Scan the listing below for the word "climatology" and state how many lines hold it. Write nothing but the number.
________________________
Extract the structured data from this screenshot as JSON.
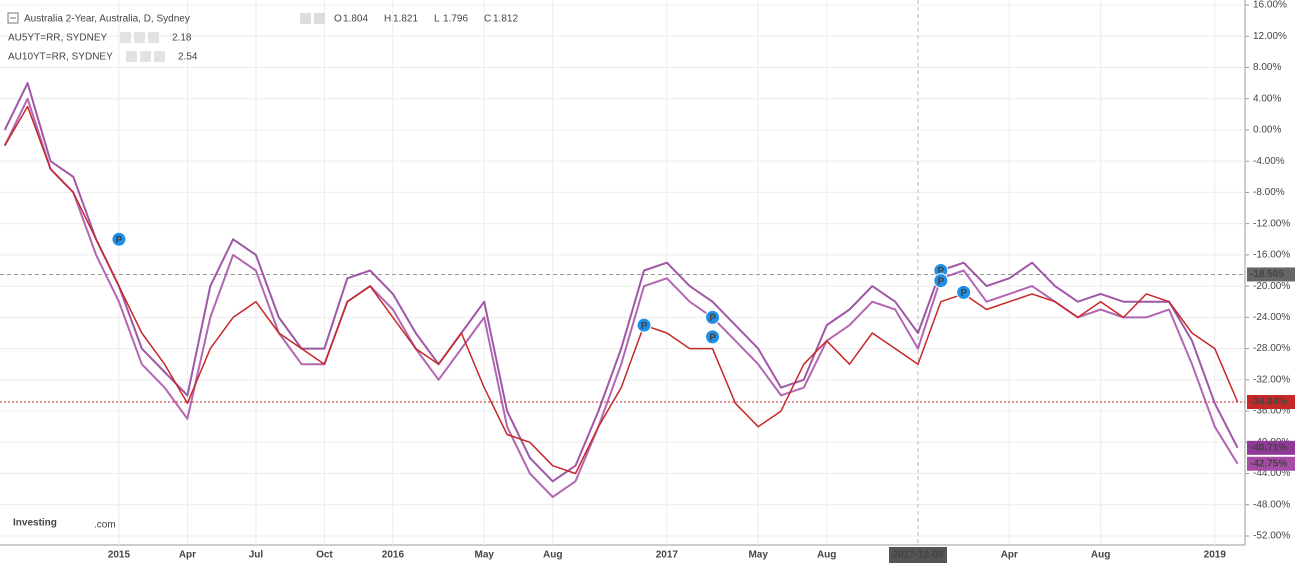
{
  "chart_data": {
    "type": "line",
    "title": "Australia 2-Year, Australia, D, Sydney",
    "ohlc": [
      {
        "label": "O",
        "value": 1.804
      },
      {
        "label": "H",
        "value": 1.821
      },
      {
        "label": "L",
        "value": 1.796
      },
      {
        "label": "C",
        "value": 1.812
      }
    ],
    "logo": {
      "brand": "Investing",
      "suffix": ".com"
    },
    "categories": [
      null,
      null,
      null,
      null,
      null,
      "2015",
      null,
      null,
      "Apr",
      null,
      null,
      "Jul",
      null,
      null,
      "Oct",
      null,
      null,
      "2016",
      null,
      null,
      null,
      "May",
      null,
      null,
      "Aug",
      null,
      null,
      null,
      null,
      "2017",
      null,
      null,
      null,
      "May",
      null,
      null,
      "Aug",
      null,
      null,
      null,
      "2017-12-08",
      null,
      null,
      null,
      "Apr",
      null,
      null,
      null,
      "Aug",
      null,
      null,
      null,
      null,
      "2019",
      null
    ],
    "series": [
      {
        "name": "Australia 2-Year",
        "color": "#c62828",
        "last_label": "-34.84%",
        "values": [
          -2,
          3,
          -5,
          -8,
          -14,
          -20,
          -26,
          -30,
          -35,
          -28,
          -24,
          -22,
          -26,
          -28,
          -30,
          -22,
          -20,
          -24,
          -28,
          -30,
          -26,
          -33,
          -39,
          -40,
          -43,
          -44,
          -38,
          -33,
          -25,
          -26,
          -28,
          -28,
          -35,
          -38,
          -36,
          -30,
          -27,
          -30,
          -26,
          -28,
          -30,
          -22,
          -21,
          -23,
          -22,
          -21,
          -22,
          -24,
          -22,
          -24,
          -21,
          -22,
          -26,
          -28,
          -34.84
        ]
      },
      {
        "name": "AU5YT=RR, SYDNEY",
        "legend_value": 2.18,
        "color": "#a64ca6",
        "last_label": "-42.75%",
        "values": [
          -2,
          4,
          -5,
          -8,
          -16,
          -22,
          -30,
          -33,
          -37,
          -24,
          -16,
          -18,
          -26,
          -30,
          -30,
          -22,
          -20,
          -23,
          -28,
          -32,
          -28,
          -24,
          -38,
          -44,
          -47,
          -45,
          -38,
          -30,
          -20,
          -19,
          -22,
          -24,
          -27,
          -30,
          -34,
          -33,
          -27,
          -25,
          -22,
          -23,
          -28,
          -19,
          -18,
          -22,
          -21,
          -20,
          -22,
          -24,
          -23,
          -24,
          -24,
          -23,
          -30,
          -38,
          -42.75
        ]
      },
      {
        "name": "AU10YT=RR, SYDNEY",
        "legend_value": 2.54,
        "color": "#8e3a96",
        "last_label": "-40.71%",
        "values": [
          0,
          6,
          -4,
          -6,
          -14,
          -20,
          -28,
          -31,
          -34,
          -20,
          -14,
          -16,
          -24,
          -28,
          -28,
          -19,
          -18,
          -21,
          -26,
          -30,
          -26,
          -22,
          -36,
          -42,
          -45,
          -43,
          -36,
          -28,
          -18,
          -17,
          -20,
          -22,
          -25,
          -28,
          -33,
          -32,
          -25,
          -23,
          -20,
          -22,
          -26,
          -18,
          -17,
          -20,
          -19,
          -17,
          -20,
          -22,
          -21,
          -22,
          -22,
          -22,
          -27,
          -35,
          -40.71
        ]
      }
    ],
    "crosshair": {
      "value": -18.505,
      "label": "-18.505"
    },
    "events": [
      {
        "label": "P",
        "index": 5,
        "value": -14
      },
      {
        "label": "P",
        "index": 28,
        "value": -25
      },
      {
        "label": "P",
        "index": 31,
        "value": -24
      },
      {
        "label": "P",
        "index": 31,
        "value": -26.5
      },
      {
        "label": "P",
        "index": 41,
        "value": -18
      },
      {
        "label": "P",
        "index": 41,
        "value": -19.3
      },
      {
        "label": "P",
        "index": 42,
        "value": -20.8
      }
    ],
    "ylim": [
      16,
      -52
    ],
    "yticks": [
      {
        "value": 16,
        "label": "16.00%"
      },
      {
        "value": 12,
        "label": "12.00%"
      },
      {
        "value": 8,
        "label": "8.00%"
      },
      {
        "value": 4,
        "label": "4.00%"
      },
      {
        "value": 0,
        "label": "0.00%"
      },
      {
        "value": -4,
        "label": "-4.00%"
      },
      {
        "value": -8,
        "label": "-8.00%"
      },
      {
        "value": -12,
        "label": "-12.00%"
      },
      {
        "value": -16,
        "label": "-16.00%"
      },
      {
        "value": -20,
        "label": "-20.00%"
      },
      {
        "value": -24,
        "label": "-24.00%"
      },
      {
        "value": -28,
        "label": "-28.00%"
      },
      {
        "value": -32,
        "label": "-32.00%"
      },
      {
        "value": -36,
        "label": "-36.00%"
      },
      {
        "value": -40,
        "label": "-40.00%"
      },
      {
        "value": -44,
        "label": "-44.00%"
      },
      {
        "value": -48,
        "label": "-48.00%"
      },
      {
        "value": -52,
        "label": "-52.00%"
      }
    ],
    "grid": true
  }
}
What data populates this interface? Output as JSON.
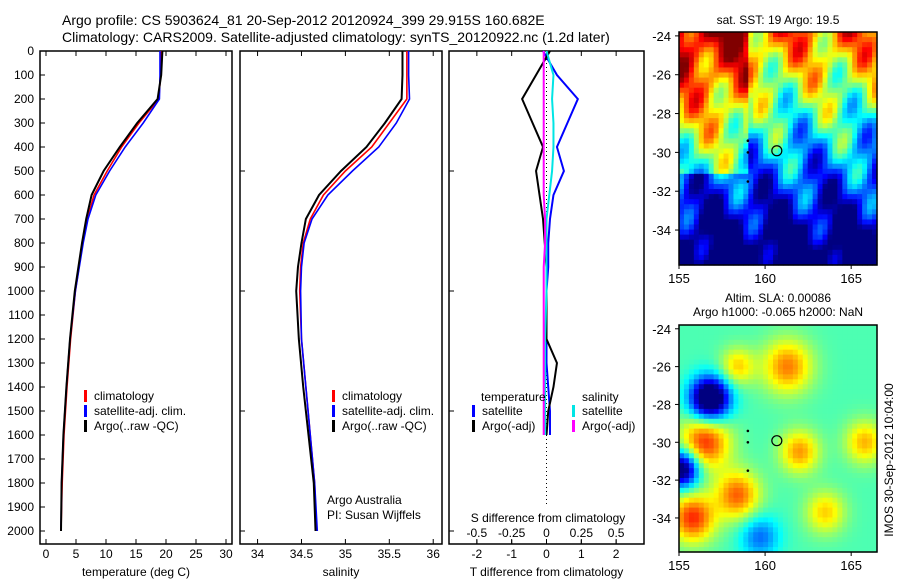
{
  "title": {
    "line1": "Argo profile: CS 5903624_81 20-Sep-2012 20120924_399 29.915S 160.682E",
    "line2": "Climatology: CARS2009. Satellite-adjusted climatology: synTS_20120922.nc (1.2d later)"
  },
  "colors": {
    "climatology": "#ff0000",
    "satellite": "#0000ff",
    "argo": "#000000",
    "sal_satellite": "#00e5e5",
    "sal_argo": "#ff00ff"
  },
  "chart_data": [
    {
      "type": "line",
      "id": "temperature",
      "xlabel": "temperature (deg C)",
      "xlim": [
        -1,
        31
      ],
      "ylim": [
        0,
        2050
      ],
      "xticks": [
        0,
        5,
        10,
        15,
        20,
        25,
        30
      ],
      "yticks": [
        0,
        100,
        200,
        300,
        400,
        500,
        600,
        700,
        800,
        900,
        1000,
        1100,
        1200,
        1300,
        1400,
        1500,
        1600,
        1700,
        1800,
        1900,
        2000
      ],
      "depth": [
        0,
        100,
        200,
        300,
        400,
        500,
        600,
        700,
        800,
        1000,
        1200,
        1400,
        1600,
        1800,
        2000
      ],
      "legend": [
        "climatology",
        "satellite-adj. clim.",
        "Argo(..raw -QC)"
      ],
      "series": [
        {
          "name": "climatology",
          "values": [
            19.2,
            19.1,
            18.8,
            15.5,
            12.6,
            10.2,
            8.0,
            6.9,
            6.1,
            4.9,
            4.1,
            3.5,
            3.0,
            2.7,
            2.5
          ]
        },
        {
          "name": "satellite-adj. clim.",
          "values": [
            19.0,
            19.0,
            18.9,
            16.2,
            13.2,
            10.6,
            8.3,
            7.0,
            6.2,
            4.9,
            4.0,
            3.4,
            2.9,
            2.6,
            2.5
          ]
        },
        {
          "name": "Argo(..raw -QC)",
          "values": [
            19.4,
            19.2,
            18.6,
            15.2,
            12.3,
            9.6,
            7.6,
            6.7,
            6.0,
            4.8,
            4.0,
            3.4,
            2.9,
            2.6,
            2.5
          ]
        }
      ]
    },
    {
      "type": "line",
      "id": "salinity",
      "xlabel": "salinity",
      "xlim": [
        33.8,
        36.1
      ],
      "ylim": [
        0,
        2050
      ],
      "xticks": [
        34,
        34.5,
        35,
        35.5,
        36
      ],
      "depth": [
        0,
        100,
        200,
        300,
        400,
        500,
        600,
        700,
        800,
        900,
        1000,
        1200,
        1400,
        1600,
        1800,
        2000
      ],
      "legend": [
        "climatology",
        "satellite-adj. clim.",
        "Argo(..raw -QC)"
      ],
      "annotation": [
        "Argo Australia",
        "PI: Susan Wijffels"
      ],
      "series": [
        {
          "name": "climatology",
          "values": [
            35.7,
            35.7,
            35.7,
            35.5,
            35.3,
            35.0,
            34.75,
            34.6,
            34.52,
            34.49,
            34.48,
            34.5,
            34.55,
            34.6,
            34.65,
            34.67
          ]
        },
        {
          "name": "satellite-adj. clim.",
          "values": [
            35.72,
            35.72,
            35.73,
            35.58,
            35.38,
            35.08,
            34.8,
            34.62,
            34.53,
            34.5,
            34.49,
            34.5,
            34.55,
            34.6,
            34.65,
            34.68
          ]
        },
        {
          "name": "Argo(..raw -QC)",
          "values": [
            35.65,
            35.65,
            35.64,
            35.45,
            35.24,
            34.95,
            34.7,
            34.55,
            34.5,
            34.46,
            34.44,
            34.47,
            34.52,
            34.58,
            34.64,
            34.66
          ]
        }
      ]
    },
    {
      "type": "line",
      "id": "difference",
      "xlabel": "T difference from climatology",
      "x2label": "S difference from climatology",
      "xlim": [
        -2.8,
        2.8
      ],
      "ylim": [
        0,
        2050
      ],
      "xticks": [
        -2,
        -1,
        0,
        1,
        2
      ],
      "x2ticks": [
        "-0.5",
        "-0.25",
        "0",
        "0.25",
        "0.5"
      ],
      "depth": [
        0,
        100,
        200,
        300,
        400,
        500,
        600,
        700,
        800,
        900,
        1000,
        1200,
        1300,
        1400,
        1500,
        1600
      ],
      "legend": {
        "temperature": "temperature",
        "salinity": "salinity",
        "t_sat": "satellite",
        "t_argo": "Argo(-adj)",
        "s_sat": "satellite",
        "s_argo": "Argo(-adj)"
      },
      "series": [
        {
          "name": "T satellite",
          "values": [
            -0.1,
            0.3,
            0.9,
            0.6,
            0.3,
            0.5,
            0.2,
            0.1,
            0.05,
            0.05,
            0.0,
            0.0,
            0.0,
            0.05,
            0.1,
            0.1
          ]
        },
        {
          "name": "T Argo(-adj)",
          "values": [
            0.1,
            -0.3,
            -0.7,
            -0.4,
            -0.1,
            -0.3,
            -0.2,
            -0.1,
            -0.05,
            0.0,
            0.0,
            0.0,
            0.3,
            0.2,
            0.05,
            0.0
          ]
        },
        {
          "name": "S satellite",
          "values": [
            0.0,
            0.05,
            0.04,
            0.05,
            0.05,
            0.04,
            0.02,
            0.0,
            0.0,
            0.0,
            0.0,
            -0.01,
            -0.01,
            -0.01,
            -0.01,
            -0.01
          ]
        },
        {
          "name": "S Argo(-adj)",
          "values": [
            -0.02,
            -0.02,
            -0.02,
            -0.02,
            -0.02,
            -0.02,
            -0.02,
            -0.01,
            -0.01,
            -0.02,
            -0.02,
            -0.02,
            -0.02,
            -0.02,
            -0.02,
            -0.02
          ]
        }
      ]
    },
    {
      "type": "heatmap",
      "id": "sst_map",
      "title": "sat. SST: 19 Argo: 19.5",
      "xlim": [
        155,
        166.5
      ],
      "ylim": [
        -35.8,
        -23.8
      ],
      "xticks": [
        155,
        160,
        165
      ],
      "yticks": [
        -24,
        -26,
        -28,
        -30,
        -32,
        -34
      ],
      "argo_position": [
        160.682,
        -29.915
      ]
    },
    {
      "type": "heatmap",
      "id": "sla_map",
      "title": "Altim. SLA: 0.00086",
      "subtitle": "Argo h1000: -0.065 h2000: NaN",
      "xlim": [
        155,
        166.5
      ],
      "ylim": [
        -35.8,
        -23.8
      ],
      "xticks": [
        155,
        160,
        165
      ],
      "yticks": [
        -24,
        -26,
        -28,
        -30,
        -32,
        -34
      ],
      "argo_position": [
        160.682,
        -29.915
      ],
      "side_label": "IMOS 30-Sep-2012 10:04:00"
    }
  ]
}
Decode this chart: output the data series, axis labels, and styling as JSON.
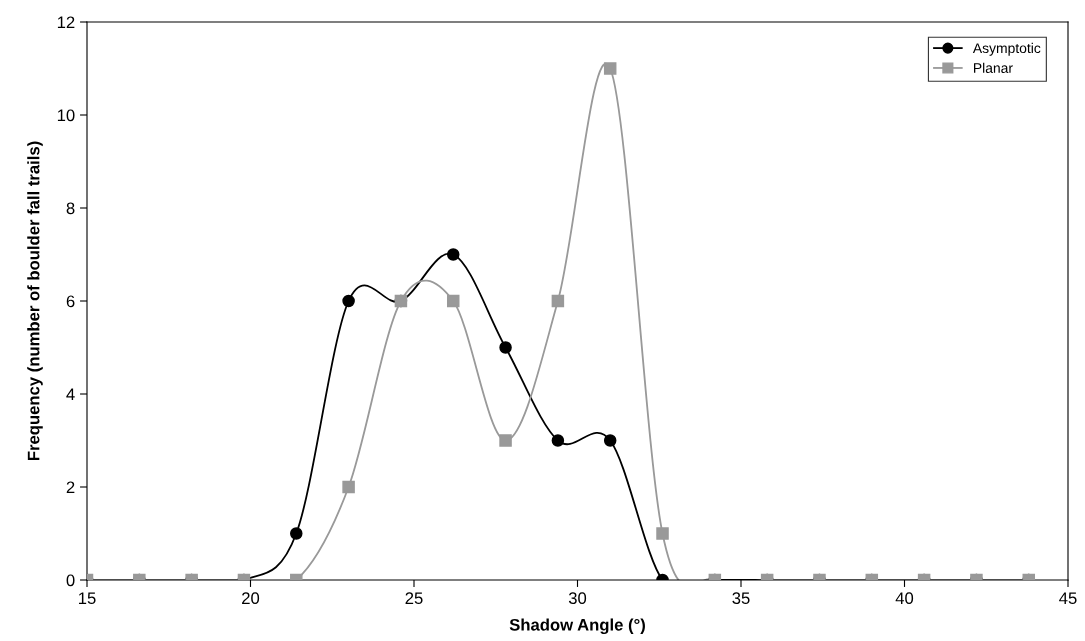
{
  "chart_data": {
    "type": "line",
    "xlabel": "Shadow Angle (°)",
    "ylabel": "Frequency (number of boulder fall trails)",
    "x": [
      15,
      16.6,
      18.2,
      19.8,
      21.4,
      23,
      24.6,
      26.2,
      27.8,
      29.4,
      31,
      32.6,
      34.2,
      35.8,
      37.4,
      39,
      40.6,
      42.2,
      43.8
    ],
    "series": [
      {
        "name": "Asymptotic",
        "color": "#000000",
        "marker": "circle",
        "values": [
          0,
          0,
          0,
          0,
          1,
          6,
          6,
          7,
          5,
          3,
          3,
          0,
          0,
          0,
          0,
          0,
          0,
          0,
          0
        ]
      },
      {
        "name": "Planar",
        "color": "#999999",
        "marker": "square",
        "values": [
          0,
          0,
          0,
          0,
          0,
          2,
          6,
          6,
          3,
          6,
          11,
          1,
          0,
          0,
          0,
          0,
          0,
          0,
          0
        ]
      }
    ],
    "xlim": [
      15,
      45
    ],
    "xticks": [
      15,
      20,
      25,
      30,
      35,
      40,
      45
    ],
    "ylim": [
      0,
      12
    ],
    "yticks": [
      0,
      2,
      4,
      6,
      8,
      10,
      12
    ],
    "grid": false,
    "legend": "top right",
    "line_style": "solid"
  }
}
________________________
__EXERCISE SOLUTION__: 8